**To be done:**
Reproduce the blog post about the book Everything Grows with Love word for word, in full.

Everything Grows with Love

 

If you follow Design Crush on Instagram you may have noticed our on-going quote project, where I’ve hand-written one a day for the past several years. Quotes are something that I’ve collected, first written in a journal and then on Pinterest board, since junior high school because when someone is able to capture a thought or feeling that I haven’t been able to put into words myself I like to hang onto it.

 

 

If you’re also into the smart words of others, you’re likely to enjoy Everything Grows with Love as much as me. This squat little book from Workman Publishing is edited by the co-founders and creative directors of Flow Magazine, Irene Smit and Astrid Van der Hulst. If you’re not familiar with the wonderful-ness that is Flow, it’s a magazine that celebrates creativity, imperfection, and life’s little pleasures.

 

 

Similarly, the pages of Everything Grows with Love are full of hand-lettered and illustrated graphics by twenty contributing artists covering musings on life, love, and friendship. The affirmations, motivational sayings, and quotes will remind you to appreciate the small moments, be present, think happy, and appreciate the people around you.

Region annotation records
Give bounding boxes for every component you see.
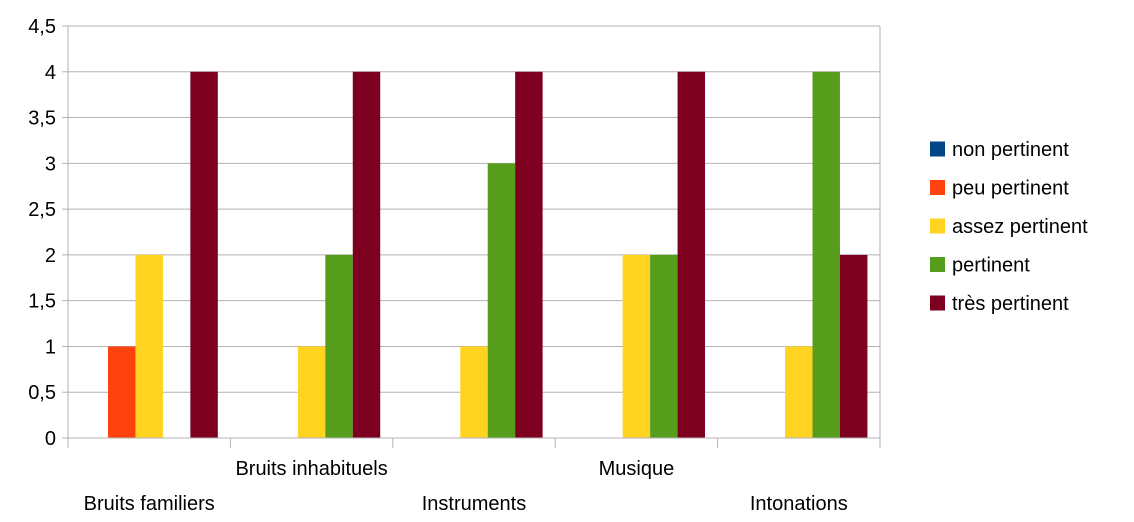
x-category-label: Bruits inhabituels: [235, 458, 387, 480]
bar: [108, 346, 136, 438]
bar: [135, 254, 163, 438]
bar: [297, 346, 326, 438]
bar: [812, 71, 840, 439]
legend-label: très pertinent: [952, 293, 1069, 315]
y-tick-labels: 0 0,5 1 1,5 2 2,5 3 3,5 4 4,5: [28, 16, 56, 450]
x-category-labels: Bruits familiers Bruits inhabituels Instru…: [84, 458, 848, 515]
legend-label: assez pertinent: [952, 216, 1088, 238]
y-tick-label: 1: [45, 336, 56, 358]
bar: [650, 254, 678, 438]
bar: [785, 346, 813, 438]
x-category-label: Bruits familiers: [84, 493, 215, 515]
legend-label: non pertinent: [952, 139, 1069, 161]
y-tick-label: 1,5: [28, 291, 56, 313]
bar: [190, 71, 218, 439]
legend: non pertinent peu pertinent assez pertinen…: [930, 139, 1088, 315]
bar: [352, 71, 381, 439]
bar: [622, 254, 651, 438]
bar: [677, 71, 706, 439]
legend-swatch: [930, 218, 945, 234]
x-category-label: Musique: [599, 458, 675, 480]
legend-swatch: [930, 180, 945, 195]
bar: [839, 254, 868, 438]
legend-label: peu pertinent: [952, 178, 1069, 200]
bar: [487, 163, 516, 439]
legend-swatch: [930, 257, 945, 272]
y-tick-label: 2,5: [28, 199, 56, 221]
y-tick-label: 3: [45, 153, 56, 175]
legend-label: pertinent: [952, 255, 1030, 277]
y-tick-label: 4: [45, 62, 56, 84]
y-tick-label: 3,5: [28, 108, 56, 130]
bar: [325, 254, 353, 438]
y-tick-label: 0,5: [28, 382, 56, 404]
legend-swatch: [930, 295, 945, 311]
bar: [460, 346, 488, 438]
bars: [108, 71, 868, 439]
axes: [62, 25, 881, 448]
y-tick-label: 0: [45, 428, 56, 450]
x-category-label: Instruments: [422, 493, 526, 515]
y-tick-label: 2: [45, 245, 56, 267]
y-tick-label: 4,5: [28, 16, 56, 38]
bar: [515, 71, 543, 439]
x-category-label: Intonations: [750, 493, 848, 515]
legend-swatch: [930, 141, 945, 157]
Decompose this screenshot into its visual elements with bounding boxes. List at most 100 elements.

**Completed task:**
Everything Grows with Love

 

If you follow Design Crush on Instagram you may have noticed our on-going quote project, where I’ve hand-written one a day for the past several years. Quotes are something that I’ve collected, first written in a journal and then on Pinterest board, since junior high school because when someone is able to capture a thought or feeling that I haven’t been able to put into words myself I like to hang onto it.

 

 

If you’re also into the smart words of others, you’re likely to enjoy Everything Grows with Love as much as me. This squat little book from Workman Publishing is edited by the co-founders and creative directors of Flow Magazine, Irene Smit and Astrid Van der Hulst. If you’re not familiar with the wonderful-ness that is Flow, it’s a magazine that celebrates creativity, imperfection, and life’s little pleasures.

 

 

Similarly, the pages of Everything Grows with Love are full of hand-lettered and illustrated graphics by twenty contributing artists covering musings on life, love, and friendship. The affirmations, motivational sayings, and quotes will remind you to appreciate the small moments, be present, think happy, and appreciate the people around you.